*WHAT IS REQUIRED*. Please list all lines of the material below in which the string "LITROS" occurs.

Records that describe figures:
::::::

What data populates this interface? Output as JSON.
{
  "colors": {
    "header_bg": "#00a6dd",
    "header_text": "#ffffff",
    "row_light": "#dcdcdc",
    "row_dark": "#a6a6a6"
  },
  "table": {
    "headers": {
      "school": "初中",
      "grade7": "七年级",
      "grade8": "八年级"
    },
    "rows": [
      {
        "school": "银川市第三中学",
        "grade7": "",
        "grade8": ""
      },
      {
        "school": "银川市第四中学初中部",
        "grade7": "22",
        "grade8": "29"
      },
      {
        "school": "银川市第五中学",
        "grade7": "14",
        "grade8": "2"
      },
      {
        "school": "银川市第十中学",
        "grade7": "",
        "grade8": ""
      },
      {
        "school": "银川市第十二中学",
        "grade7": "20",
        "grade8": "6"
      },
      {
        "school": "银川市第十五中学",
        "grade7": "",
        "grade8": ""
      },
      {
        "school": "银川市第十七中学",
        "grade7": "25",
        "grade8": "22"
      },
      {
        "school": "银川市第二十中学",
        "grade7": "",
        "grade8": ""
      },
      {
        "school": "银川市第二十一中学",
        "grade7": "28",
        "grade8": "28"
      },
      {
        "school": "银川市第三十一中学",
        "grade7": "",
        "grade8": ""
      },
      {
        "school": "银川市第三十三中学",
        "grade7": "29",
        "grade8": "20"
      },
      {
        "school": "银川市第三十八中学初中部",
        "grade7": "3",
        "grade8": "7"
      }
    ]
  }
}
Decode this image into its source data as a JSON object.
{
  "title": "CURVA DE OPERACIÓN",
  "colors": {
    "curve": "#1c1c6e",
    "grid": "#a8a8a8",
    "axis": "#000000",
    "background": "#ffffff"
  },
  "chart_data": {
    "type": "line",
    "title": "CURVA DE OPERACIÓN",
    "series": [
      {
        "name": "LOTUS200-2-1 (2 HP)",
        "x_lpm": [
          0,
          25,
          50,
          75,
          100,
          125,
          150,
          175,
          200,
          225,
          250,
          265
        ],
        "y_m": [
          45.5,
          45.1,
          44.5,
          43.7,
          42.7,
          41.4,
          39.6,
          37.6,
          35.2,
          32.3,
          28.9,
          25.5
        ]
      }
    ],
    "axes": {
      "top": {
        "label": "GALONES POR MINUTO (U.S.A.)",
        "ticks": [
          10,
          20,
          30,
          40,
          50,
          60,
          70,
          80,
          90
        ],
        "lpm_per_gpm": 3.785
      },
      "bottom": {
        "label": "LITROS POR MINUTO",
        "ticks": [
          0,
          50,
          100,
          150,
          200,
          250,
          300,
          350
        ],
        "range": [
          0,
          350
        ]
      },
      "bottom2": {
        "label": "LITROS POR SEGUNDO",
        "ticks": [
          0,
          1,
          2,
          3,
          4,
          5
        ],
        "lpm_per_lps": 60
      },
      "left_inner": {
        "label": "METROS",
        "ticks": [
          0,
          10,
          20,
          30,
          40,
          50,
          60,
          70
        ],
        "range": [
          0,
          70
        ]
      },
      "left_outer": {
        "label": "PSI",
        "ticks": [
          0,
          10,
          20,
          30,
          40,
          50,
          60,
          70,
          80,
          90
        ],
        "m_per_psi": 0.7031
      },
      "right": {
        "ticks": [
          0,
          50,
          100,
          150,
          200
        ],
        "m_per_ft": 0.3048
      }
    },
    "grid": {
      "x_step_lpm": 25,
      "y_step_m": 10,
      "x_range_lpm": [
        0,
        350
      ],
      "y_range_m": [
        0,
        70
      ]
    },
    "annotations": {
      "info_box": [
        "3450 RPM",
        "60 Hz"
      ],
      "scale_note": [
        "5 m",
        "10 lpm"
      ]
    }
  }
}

::::::

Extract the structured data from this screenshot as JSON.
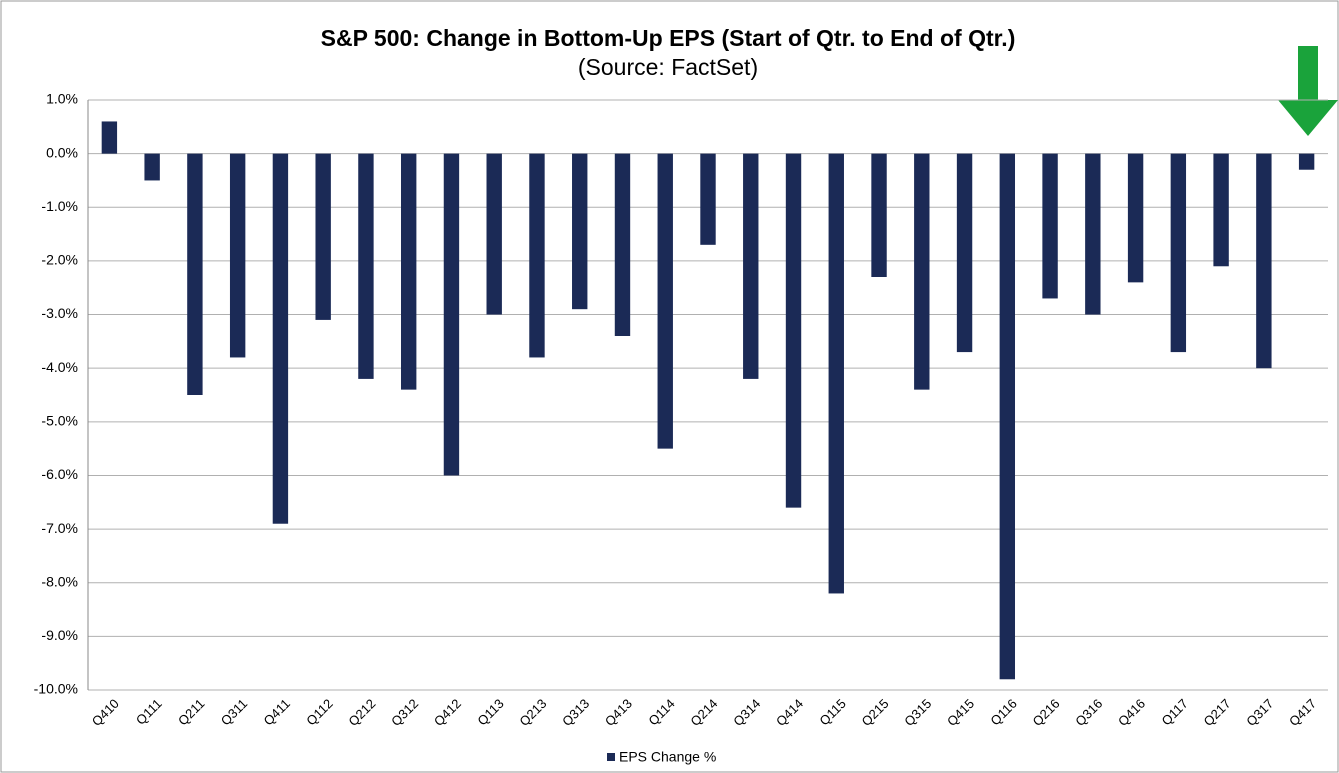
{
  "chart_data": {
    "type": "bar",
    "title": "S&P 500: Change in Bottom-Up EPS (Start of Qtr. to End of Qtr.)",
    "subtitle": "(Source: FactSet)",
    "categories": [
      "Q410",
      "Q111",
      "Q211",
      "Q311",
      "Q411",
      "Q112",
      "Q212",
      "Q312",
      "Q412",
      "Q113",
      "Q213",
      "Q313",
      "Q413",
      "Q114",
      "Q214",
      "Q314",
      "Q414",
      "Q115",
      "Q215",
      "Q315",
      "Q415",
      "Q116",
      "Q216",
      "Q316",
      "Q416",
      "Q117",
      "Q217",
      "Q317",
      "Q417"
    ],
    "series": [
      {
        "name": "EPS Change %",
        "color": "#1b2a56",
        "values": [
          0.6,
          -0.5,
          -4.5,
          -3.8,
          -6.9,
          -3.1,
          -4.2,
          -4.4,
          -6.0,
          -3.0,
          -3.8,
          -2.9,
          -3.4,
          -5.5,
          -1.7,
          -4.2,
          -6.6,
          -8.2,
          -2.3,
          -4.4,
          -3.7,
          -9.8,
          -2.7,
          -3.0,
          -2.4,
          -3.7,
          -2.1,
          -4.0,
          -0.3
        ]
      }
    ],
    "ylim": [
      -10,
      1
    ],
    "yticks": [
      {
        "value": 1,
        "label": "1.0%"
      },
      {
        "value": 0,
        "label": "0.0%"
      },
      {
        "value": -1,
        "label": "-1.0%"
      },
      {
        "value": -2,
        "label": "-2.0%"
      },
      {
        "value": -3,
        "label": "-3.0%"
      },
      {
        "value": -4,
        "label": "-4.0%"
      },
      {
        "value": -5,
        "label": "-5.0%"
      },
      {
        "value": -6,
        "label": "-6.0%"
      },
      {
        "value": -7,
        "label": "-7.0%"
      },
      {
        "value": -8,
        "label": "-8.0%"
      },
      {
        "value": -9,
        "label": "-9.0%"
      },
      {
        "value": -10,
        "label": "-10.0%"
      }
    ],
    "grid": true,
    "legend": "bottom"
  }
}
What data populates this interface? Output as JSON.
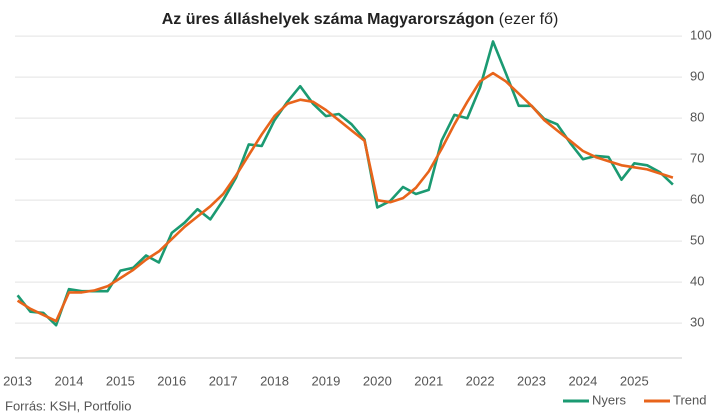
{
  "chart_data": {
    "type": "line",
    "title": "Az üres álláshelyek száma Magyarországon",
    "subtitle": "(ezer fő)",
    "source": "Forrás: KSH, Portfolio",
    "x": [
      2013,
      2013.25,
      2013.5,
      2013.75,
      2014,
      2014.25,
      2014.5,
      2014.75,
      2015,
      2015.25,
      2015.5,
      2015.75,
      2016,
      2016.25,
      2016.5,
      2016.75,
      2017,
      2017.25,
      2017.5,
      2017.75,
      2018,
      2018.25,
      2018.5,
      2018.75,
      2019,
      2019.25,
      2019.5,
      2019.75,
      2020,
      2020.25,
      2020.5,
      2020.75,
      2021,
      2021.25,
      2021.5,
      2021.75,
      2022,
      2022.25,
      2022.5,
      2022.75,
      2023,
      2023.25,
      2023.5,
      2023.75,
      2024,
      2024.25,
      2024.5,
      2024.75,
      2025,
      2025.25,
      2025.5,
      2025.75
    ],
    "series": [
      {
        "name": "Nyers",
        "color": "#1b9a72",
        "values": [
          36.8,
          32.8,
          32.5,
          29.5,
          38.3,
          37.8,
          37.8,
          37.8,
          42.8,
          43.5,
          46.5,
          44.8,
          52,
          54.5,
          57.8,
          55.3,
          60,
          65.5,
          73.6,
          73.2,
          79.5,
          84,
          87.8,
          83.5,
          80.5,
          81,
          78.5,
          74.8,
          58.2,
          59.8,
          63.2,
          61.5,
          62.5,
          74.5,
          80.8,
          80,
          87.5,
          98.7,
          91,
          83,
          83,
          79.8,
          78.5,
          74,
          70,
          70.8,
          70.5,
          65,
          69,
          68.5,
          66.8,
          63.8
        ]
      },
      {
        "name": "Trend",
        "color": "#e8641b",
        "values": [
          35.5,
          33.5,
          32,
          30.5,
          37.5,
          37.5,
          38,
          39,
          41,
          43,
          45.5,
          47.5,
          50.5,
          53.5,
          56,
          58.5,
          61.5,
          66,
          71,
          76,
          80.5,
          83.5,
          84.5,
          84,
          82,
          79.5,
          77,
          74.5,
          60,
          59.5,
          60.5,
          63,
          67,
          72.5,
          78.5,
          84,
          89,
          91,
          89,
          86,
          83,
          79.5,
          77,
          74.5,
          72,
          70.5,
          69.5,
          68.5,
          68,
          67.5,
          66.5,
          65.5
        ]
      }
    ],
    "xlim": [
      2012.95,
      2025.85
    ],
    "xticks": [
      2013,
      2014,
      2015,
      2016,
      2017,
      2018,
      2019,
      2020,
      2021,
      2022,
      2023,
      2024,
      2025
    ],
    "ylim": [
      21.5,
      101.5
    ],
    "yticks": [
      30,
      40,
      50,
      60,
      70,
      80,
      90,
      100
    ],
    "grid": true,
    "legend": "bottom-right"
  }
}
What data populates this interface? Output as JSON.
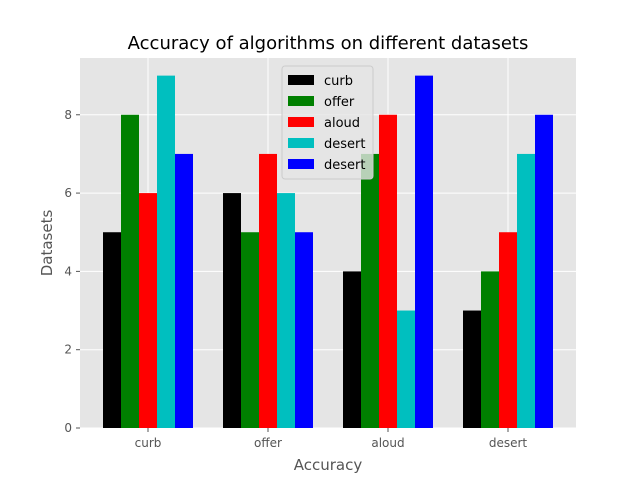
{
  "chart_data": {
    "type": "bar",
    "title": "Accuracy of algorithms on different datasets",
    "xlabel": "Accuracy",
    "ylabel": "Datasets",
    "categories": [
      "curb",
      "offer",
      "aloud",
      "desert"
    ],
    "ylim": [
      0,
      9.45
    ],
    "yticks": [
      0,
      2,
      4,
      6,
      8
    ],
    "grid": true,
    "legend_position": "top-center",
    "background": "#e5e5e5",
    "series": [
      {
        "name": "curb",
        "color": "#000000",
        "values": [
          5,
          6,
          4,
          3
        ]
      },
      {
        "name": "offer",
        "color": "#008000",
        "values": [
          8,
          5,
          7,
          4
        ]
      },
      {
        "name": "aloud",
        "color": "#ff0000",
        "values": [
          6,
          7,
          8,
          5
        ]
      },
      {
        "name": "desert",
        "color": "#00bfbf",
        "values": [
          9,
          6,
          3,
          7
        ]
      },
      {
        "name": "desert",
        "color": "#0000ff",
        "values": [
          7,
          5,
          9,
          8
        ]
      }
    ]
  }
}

::::::

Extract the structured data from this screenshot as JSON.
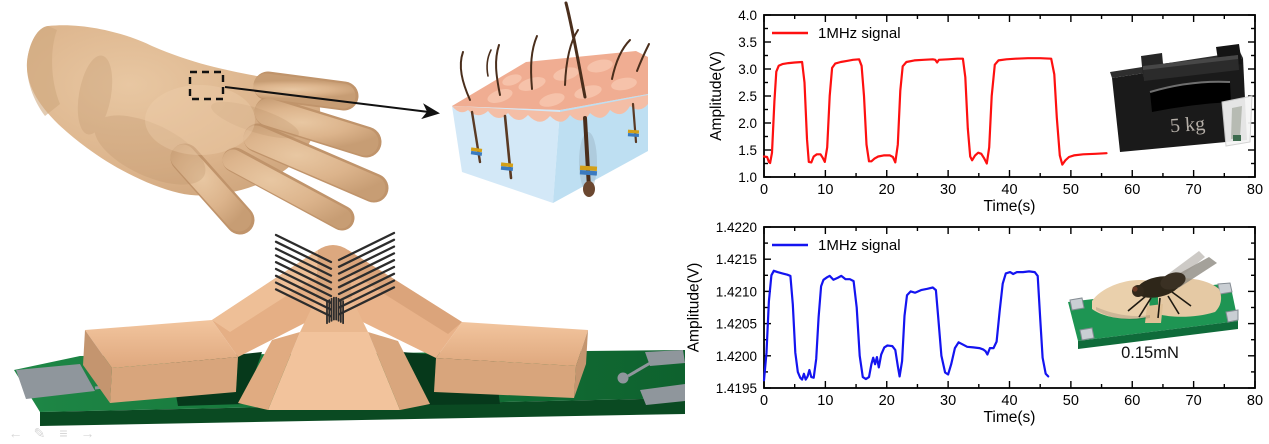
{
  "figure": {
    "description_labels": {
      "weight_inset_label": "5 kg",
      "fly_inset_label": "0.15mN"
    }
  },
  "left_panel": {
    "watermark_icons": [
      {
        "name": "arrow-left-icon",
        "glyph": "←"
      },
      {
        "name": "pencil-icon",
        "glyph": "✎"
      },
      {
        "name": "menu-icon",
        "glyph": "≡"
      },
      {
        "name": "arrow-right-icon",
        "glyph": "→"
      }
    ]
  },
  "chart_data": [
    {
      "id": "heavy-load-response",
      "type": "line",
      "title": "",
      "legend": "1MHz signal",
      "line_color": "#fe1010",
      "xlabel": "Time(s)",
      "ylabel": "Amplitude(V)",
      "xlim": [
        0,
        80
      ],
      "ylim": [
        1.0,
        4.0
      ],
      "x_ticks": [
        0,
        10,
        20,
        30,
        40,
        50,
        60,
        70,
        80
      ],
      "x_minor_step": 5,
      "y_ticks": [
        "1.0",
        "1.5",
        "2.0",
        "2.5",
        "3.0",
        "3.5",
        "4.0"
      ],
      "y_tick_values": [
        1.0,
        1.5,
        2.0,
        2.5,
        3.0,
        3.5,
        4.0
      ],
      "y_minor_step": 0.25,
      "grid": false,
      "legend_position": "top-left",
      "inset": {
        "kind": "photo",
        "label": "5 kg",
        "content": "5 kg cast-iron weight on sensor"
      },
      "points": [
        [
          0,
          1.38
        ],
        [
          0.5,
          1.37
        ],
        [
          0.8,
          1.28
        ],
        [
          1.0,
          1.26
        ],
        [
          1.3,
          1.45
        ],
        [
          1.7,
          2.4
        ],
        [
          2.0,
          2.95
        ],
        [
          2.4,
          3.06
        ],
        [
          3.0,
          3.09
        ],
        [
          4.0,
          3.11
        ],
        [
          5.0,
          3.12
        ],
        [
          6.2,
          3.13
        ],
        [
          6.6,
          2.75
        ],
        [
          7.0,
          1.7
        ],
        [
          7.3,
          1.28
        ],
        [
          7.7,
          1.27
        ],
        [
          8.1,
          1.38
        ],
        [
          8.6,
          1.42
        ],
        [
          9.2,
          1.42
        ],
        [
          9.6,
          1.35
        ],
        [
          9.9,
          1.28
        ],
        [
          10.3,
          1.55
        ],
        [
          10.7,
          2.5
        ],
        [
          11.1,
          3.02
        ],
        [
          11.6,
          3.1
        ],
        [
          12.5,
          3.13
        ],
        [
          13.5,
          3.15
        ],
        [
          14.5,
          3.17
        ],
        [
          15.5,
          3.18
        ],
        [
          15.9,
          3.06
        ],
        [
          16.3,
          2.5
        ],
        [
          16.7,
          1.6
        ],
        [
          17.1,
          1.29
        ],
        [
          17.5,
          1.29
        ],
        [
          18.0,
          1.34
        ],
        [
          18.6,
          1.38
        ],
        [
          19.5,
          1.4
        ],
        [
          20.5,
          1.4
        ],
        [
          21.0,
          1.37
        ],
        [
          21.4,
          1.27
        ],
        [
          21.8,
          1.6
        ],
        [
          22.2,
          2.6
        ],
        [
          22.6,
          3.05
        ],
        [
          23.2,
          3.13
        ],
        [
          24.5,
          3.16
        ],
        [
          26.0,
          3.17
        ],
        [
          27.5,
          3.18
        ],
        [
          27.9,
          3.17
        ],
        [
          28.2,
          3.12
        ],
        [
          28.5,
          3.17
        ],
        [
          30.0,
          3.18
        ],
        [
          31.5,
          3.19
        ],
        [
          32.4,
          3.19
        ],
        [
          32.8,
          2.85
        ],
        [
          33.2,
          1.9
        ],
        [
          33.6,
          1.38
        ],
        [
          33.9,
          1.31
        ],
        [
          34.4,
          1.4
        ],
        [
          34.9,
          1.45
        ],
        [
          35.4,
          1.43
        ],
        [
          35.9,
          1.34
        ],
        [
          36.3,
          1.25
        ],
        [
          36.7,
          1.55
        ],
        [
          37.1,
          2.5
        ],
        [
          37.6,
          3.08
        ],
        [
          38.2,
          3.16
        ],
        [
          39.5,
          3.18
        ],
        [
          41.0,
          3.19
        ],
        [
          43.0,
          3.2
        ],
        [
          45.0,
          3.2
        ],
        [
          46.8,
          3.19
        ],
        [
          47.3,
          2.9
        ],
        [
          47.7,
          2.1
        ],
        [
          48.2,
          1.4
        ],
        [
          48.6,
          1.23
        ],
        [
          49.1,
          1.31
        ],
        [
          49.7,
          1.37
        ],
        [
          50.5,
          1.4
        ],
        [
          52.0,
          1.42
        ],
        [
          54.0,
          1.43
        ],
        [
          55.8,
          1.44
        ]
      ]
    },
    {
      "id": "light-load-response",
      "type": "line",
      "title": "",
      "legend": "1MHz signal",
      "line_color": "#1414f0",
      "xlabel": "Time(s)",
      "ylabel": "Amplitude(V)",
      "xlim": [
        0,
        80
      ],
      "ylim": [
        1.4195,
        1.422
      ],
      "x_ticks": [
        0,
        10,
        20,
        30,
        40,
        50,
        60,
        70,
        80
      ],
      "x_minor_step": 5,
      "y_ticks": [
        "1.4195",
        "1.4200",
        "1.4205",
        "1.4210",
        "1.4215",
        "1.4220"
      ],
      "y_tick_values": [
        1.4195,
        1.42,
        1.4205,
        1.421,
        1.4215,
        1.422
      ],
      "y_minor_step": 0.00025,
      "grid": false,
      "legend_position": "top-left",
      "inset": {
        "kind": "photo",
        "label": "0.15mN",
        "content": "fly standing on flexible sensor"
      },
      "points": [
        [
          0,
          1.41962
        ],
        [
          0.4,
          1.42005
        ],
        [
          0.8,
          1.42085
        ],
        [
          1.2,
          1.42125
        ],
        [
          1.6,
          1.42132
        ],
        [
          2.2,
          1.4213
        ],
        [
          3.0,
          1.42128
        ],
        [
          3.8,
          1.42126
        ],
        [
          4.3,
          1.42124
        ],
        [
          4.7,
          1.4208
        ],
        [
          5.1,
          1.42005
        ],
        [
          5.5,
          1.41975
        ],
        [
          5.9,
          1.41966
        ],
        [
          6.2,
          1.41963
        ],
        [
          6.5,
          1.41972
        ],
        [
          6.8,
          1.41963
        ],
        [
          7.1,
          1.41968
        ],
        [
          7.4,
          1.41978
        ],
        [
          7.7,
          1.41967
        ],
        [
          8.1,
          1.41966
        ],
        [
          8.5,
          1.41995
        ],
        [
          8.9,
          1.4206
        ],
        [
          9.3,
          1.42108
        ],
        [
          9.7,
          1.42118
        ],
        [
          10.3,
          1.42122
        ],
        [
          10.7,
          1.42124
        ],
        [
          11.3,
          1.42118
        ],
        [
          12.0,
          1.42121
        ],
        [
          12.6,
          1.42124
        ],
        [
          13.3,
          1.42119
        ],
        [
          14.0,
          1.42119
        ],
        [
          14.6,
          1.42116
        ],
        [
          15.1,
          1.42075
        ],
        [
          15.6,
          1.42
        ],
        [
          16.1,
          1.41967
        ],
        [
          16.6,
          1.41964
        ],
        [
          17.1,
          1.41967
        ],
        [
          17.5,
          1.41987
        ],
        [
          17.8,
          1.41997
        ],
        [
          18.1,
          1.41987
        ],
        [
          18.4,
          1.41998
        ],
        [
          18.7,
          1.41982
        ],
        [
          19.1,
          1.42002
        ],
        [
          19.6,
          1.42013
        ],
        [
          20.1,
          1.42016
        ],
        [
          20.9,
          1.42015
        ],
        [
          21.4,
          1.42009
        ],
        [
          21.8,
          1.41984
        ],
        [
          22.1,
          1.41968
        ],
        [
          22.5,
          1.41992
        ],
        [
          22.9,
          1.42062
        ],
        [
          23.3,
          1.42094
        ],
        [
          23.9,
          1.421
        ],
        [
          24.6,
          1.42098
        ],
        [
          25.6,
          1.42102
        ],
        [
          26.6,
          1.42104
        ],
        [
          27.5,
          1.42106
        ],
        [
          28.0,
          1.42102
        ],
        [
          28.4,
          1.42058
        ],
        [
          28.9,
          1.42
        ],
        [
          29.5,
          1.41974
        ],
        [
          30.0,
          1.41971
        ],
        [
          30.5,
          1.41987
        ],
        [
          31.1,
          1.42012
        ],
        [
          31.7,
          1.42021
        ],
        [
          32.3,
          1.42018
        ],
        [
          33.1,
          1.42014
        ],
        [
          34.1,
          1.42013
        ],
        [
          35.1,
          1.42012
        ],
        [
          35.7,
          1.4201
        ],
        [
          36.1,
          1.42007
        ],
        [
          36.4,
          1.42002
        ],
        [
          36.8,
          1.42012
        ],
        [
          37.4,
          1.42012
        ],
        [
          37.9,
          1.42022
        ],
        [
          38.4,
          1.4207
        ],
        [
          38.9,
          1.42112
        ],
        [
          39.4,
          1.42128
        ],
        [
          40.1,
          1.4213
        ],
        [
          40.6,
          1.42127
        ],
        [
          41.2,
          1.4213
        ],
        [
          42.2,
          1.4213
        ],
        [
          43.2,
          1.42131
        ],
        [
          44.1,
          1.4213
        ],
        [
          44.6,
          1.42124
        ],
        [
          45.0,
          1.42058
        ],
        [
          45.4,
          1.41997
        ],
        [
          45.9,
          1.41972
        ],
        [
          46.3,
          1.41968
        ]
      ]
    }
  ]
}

::::::

*REPLY*.
        "label": "LITROS POR MINUTO",
        "label": "LITROS POR SEGUNDO",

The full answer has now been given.